Supplied data -
-----

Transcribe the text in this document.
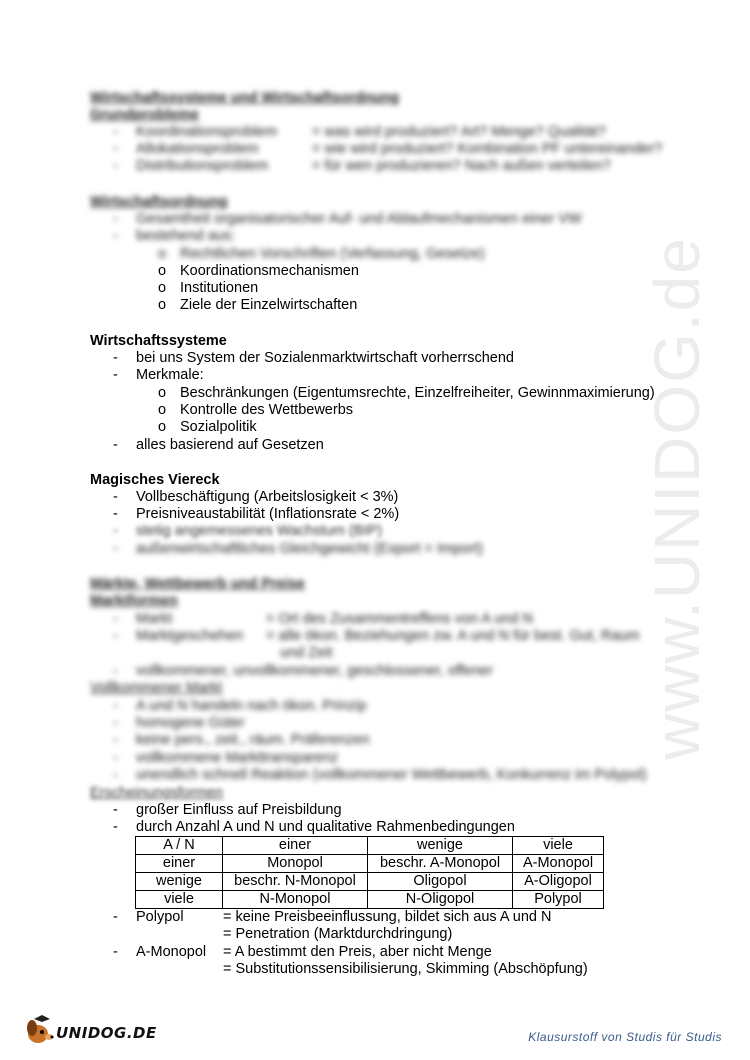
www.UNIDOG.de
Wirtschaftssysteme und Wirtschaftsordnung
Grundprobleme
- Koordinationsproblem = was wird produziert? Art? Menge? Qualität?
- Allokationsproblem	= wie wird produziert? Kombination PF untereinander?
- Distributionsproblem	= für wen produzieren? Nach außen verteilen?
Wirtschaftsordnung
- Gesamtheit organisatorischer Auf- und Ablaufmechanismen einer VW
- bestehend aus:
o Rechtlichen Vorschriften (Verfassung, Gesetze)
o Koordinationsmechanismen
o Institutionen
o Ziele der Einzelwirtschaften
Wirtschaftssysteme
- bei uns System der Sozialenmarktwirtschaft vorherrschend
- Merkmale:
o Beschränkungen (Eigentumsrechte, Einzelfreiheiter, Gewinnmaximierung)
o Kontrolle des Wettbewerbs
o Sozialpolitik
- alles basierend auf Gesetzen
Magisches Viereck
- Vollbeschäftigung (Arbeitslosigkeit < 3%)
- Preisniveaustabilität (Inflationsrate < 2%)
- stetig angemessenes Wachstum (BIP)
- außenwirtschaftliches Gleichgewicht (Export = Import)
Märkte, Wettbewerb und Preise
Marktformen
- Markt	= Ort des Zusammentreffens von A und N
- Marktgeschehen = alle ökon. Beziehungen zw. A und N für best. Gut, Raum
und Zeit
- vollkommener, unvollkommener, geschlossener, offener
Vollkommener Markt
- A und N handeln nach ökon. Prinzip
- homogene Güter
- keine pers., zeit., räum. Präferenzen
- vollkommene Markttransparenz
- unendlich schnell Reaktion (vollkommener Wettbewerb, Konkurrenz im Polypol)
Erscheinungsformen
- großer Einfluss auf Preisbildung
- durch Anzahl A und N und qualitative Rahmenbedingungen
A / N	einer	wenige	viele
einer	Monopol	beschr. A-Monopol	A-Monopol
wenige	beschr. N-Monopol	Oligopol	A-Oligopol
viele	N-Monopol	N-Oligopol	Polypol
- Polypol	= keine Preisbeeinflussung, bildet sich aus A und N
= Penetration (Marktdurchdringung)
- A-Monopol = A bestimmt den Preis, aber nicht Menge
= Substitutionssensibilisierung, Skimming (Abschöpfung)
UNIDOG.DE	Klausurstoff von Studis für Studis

-----

Exercise details - In the records above, how many lines contain the string "UNIDOG"? State that number only.

Written solution - 2